■ **本文**
+++

本記事では、送電線における電力損失の基本公式から、単相2線式(1φ2W)や単相3線式(1φ3W)での具体的な計算方法、さらに関連概念との違いや効果的な覚え方まで詳しく解説していきます。
電力損失の公式・計算方法は(送電線)?電圧降下や消費電力との違いや覚え方も
それではまず、送電線における電力損失の基本的な公式と計算方法について解説していきます。
電力損失の基本公式
電力損失(P_loss)は以下の公式で求められます:P_loss = I² × R
ここで:
P_loss:電力損失(W:ワット)
I:線路に流れる電流(A:アンペア)
R:線路の抵抗(Ω:オーム)
この公式は「ジュール損失」とも呼ばれ、電流の2乗に比例して電力損失が増加することを示しています。
線路抵抗の計算:
線路の抵抗Rは以下の公式で計算されます:R = ρ × L / A
ここで:
ρ:導体の抵抗率(Ω・m)
L:線路の長さ(m)
A:導体の断面積(m²)
計算例:
銅線(抵抗率ρ = 1.7 × 10⁻⁸ Ω・m)で、長さ100m、断面積2.0mm²の場合:
R = 1.7 × 10⁻⁸ × 100 / (2.0 × 10⁻⁶)
R = 0.85 Ω
この線路に10Aの電流が流れる場合の電力損失:
P_loss = 10² × 0.85 = 85 W
別の計算例
電力損失は電圧と電流の関係からも求められます:P_loss = V_drop × I
ここで V_drop は電圧降下を表します。
さらに、オームの法則(V = I × R)を用いると:P_loss = V_drop² / R
これらの公式は状況に応じて使い分けることで、効率的に電力損失を計算することができます。

+++

■ **データ抜粋**
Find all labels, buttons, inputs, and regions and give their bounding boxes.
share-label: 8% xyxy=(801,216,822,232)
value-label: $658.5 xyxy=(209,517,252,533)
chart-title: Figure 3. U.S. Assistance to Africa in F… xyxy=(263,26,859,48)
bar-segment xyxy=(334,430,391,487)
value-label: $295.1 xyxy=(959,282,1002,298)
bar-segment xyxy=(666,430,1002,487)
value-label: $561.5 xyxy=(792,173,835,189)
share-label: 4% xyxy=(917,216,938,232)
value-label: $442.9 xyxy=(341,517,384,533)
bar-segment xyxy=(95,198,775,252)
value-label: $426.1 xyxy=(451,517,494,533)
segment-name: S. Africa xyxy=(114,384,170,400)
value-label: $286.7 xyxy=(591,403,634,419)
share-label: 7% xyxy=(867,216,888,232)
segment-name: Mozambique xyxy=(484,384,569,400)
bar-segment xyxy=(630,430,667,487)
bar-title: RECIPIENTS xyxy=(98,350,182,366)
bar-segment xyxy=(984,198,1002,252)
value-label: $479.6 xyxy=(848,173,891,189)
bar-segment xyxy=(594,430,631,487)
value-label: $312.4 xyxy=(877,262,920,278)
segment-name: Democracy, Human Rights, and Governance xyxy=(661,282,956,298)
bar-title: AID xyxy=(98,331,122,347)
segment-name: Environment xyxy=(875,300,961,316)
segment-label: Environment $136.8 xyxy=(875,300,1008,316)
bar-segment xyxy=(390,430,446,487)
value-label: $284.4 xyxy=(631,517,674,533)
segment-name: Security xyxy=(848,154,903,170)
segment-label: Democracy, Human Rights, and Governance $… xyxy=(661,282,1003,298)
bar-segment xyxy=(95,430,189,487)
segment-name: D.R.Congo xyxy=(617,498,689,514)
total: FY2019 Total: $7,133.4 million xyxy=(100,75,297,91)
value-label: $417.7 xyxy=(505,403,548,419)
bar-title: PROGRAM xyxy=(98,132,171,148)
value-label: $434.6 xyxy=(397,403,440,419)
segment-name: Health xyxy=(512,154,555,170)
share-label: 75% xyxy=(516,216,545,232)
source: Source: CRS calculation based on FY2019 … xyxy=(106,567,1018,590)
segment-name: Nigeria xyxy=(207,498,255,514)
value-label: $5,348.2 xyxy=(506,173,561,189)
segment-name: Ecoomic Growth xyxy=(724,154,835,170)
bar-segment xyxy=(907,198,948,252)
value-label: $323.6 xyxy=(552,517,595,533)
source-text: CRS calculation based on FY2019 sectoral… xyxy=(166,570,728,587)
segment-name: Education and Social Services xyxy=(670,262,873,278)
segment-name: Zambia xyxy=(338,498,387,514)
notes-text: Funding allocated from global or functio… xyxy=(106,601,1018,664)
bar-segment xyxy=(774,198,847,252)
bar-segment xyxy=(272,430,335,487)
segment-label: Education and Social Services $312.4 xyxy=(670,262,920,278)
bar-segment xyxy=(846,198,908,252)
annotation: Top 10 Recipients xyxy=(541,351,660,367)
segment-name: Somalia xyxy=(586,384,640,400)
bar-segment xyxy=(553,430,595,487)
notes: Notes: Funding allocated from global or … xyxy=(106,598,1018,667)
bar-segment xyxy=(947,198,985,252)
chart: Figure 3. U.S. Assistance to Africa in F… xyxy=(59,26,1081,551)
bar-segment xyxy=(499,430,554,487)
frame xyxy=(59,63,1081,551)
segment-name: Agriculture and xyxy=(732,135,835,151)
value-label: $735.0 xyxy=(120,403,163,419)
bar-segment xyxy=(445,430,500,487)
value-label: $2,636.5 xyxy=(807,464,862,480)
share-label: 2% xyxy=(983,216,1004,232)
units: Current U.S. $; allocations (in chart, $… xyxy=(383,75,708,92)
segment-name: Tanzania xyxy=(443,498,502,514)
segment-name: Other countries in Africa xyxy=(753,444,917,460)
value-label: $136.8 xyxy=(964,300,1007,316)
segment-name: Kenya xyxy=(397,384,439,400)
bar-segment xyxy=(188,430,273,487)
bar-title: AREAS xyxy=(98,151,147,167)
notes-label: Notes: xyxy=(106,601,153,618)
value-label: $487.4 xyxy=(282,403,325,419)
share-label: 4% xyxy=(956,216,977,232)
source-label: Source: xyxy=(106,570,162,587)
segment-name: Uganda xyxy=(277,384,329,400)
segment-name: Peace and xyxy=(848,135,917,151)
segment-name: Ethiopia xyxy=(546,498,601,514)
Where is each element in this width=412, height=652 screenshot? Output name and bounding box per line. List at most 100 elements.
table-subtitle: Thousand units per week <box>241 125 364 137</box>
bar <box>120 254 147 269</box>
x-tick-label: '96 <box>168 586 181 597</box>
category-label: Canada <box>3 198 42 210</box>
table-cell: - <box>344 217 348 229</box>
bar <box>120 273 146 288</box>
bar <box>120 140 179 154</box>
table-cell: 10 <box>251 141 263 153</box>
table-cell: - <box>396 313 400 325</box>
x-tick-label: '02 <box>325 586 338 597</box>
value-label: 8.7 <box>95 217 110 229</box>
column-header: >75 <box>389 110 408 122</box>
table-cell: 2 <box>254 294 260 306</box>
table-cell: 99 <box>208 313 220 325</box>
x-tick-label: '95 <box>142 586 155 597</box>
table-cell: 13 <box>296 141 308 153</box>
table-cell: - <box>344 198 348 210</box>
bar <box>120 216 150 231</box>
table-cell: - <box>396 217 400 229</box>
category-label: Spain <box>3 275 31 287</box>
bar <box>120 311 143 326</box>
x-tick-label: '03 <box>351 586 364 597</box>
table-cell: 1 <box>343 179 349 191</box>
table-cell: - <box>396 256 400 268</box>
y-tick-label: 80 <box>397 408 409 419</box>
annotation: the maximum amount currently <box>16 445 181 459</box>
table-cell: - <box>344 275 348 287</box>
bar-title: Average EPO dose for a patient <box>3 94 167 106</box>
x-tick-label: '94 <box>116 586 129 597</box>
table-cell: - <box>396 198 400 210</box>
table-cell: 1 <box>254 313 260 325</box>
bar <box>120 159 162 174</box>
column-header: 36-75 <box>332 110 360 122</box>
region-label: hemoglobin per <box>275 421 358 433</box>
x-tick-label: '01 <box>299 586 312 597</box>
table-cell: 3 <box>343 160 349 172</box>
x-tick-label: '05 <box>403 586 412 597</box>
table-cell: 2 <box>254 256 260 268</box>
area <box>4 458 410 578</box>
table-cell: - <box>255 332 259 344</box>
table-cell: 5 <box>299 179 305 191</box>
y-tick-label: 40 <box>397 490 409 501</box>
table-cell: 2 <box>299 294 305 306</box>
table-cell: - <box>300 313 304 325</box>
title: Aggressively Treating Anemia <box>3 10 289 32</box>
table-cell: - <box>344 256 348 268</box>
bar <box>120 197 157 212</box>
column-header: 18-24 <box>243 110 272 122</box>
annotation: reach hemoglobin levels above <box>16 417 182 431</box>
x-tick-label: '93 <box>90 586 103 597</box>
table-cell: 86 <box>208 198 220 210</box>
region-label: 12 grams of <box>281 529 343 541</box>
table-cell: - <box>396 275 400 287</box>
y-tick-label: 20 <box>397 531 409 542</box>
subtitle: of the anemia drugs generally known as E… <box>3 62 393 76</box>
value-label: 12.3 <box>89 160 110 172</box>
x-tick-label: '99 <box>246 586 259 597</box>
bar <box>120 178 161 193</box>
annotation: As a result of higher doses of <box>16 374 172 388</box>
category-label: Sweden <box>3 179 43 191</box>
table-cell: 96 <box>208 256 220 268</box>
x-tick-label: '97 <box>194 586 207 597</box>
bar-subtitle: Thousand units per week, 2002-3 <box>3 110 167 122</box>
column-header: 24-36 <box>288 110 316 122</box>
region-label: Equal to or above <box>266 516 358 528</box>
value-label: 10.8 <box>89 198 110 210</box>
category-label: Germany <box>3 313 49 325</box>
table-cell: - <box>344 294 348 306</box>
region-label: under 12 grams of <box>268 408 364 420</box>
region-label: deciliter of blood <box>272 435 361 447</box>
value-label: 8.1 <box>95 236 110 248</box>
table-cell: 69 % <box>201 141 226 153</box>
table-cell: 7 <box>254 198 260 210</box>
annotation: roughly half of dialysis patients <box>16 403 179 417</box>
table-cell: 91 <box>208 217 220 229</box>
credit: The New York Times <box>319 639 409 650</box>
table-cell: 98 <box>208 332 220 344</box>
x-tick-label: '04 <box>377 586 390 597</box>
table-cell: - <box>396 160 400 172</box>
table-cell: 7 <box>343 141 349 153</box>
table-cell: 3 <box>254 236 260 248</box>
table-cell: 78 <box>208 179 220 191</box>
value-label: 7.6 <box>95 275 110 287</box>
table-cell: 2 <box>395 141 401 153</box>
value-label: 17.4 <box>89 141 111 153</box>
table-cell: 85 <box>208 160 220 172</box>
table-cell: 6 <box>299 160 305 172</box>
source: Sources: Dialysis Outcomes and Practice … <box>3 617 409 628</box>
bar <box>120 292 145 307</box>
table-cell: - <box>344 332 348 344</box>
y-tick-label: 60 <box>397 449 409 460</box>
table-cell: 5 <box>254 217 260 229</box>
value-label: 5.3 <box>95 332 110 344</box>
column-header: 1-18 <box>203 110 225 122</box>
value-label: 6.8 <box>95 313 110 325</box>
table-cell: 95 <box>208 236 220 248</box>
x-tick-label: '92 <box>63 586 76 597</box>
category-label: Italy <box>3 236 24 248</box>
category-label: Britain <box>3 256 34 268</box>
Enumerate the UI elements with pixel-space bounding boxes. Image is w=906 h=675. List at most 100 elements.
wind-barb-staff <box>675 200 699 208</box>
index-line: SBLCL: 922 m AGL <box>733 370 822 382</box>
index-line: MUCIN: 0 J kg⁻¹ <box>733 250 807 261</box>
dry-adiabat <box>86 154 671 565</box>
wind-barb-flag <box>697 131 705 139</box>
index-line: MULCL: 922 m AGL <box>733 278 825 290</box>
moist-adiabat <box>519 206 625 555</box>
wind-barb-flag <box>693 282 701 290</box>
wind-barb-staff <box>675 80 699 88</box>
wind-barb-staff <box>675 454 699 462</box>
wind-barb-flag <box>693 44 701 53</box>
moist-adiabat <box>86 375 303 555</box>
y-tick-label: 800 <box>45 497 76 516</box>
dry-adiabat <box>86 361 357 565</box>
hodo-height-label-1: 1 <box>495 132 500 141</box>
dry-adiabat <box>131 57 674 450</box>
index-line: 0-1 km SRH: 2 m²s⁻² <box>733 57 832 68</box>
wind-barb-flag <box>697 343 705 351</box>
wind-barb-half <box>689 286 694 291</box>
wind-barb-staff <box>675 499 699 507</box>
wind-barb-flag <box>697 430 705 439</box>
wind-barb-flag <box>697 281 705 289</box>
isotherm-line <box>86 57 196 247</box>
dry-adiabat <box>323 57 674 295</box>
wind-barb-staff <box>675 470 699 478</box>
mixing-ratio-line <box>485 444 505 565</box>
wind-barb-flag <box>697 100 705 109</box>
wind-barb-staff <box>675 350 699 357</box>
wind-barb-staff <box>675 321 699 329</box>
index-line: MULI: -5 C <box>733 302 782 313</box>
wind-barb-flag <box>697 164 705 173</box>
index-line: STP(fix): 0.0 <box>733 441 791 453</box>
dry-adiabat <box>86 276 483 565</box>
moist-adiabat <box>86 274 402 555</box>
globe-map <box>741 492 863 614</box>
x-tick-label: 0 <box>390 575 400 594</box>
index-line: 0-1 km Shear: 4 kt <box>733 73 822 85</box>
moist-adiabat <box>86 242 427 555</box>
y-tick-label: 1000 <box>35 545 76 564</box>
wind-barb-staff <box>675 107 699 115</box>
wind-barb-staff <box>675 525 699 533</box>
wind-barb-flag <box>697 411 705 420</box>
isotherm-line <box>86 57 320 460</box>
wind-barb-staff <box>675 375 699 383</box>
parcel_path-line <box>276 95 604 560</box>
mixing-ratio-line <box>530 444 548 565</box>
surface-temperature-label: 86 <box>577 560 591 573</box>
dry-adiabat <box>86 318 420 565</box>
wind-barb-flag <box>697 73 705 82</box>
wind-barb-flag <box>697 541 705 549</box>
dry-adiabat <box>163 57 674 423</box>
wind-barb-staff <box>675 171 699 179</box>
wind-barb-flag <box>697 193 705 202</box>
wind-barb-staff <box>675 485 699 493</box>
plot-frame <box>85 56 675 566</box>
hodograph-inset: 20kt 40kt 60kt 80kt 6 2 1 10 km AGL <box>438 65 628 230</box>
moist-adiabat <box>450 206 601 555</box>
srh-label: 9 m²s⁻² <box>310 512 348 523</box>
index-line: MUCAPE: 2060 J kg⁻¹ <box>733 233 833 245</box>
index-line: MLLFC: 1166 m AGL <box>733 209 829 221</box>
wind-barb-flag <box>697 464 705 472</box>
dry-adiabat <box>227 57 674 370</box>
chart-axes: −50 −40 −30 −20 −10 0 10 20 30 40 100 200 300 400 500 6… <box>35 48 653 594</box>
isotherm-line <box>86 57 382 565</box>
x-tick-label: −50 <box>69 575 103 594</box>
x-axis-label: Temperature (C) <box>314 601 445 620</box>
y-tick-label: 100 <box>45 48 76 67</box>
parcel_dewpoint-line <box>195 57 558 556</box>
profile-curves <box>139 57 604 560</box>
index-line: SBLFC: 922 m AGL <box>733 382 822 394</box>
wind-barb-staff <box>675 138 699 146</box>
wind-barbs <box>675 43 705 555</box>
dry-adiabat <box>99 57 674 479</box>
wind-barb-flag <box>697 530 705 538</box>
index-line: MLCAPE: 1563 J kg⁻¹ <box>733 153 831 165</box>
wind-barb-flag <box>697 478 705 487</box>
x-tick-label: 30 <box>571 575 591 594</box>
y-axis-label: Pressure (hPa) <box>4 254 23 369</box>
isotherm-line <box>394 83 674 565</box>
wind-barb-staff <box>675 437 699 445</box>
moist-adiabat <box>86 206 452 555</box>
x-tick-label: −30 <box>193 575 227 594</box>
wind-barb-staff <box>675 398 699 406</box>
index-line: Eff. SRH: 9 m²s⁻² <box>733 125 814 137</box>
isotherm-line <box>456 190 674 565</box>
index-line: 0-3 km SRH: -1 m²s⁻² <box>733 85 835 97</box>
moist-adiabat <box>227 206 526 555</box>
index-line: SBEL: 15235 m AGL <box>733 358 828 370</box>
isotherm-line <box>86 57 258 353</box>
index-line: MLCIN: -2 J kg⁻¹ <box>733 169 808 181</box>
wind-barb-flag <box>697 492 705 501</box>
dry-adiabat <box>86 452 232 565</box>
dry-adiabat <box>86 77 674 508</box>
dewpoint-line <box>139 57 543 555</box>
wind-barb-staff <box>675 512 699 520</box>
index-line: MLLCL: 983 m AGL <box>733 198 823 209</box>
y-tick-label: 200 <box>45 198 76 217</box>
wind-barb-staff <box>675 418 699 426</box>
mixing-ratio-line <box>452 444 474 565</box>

+++

■ **課題**
- a) 送電線の電力損失を扱った本文で、公式 P_loss = I² × R は別名で何と呼ばれていますか。
- b) 送電線の電力損失を扱った本文を、最後の文の直後から書き継いでください。

■ **解答**
- a) ジュール損失

- b)
覚え方のコツ
「電力は電流の2乗に比例」と覚えることが重要です。
電流が2倍になると電力損失は4倍になる関係を理解しておきましょう。
電力損失の公式・計算方法は(1φ2W)?
続いては、単相2線式(1φ2W)における電力損失の計算方法を確認していきます。
1φ2Wの電力損失公式:
単相2線式では、往復2本の線路で電力損失が発生します:P_loss = 2 × I² × r
ここで:
I:負荷電流(A)
r:1本の線路の抵抗(Ω/km あたり)
2:往復線路の係数
線路抵抗の詳細計算:
1φ2Wでは、電流は行きの線路と帰りの線路の両方を流れるため、実効的な線路抵抗は往復分を考慮する必要があります。
r = ρ × L / A(1本あたりの抵抗)
R_total = 2 × r(往復の合計抵抗)
実用計算例:
負荷:単相100V、20A
線路:銅線2.0mm²、配線距離50m
1本あたりの抵抗:
r = 1.7 × 10⁻⁸ × 50 / (2.0 × 10⁻⁶) = 0.425 Ω
往復の合計抵抗:
R_total = 2 × 0.425 = 0.85 Ω
電力損失:
P_loss = 20² × 0.85 = 340 W
電圧降下との関係:
1φ2Wにおける電圧降下は:V_drop = 2 × I × r
この電圧降下を用いた電力損失の計算:P_loss = V_drop × I = 2 × I² × r
効率の評価:
負荷電力が P_load = V × I = 100V × 20A = 2000W の場合、
損失率 = P_loss / P_load × 100 = 340 / 2000 × 100 = 17%
この例では17%の電力が線路損失として失われていることが分かります。
線路選定の指針:
一般的に電力損失は負荷電力の5%以下に抑えることが推奨されるため、この場合はより太い電線の選定が必要になります。
電力損失の公式・計算方法は(1φ3W)?
続いては、単相3線式(1φ3W)における電力損失の計算方法について確認していきます。
1φ3Wの電力損失公式:単相3線式では、負荷の配置によって計算方法が異なります。
平衡負荷の場合:P_loss = 2 × I² × r
不平衡負荷の場合:P_loss = I₁² × r + I₂² × r + I₃² × r
ここで:
I₁, I₂:各相線の電流(A)
I₃:中性線の電流(A)
r:1本の線路抵抗(Ω)
平衡負荷での詳細計算:
1φ3Wで負荷が完全に平衡している場合、
中性線に電流は流れません(I₃ = 0)。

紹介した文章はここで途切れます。